What to produce ->
Every record below should be printed exactly as it appears.

Records from a collection
++++++++++++++++++++
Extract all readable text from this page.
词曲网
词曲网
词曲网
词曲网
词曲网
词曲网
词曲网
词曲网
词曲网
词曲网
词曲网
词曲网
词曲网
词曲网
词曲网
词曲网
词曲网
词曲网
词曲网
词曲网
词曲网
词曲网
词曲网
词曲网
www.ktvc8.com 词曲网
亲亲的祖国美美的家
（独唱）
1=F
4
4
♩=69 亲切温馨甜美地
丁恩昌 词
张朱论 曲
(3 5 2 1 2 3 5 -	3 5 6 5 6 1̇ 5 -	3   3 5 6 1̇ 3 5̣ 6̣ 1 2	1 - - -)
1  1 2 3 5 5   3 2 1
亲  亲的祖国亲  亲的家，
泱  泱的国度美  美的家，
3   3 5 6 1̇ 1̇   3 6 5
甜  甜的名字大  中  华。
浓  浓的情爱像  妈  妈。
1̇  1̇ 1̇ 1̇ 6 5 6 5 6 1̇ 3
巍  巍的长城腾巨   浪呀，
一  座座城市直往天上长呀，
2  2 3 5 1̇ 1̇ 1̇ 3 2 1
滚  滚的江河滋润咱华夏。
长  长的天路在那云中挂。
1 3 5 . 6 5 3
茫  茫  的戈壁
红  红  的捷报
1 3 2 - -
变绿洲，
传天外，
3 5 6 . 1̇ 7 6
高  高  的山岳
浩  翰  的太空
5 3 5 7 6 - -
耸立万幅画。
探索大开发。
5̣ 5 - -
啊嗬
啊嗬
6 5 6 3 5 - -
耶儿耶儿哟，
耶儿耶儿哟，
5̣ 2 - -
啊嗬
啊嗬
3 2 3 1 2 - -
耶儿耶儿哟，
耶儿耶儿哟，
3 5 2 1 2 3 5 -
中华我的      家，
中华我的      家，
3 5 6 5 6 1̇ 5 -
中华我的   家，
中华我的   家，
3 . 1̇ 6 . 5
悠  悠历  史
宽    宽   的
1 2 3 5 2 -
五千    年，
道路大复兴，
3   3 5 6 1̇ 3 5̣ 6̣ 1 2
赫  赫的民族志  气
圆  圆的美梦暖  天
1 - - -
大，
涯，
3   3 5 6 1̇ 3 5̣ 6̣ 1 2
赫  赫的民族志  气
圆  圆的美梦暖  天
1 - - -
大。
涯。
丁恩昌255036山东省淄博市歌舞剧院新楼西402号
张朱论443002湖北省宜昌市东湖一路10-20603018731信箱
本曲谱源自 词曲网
++++++++++++++++++++
Written answer ->
Extract all readable text from this page.
词曲网
词曲网
词曲网
词曲网
词曲网
词曲网
词曲网
词曲网
词曲网
词曲网
词曲网
词曲网
词曲网
词曲网
词曲网
词曲网
词曲网
词曲网
词曲网
词曲网
词曲网
词曲网
词曲网
词曲网
www.ktvc8.com 词曲网
亲亲的祖国美美的家
（独唱）
1=F
4
4
♩=69 亲切温馨甜美地
丁恩昌 词
张朱论 曲
(3 5 2 1 2 3 5 -	3 5 6 5 6 1̇ 5 -	3   3 5 6 1̇ 3 5̣ 6̣ 1 2	1 - - -)
1  1 2 3 5 5   3 2 1
亲  亲的祖国亲  亲的家，
泱  泱的国度美  美的家，
3   3 5 6 1̇ 1̇   3 6 5
甜  甜的名字大  中  华。
浓  浓的情爱像  妈  妈。
1̇  1̇ 1̇ 1̇ 6 5 6 5 6 1̇ 3
巍  巍的长城腾巨   浪呀，
一  座座城市直往天上长呀，
2  2 3 5 1̇ 1̇ 1̇ 3 2 1
滚  滚的江河滋润咱华夏。
长  长的天路在那云中挂。
1 3 5 . 6 5 3
茫  茫  的戈壁
红  红  的捷报
1 3 2 - -
变绿洲，
传天外，
3 5 6 . 1̇ 7 6
高  高  的山岳
浩  翰  的太空
5 3 5 7 6 - -
耸立万幅画。
探索大开发。
5̣ 5 - -
啊嗬
啊嗬
6 5 6 3 5 - -
耶儿耶儿哟，
耶儿耶儿哟，
5̣ 2 - -
啊嗬
啊嗬
3 2 3 1 2 - -
耶儿耶儿哟，
耶儿耶儿哟，
3 5 2 1 2 3 5 -
中华我的      家，
中华我的      家，
3 5 6 5 6 1̇ 5 -
中华我的   家，
中华我的   家，
3 . 1̇ 6 . 5
悠  悠历  史
宽    宽   的
1 2 3 5 2 -
五千    年，
道路大复兴，
3   3 5 6 1̇ 3 5̣ 6̣ 1 2
赫  赫的民族志  气
圆  圆的美梦暖  天
1 - - -
大，
涯，
3   3 5 6 1̇ 3 5̣ 6̣ 1 2
赫  赫的民族志  气
圆  圆的美梦暖  天
1 - - -
大。
涯。
丁恩昌255036山东省淄博市歌舞剧院新楼西402号
张朱论443002湖北省宜昌市东湖一路10-20603018731信箱
本曲谱源自 词曲网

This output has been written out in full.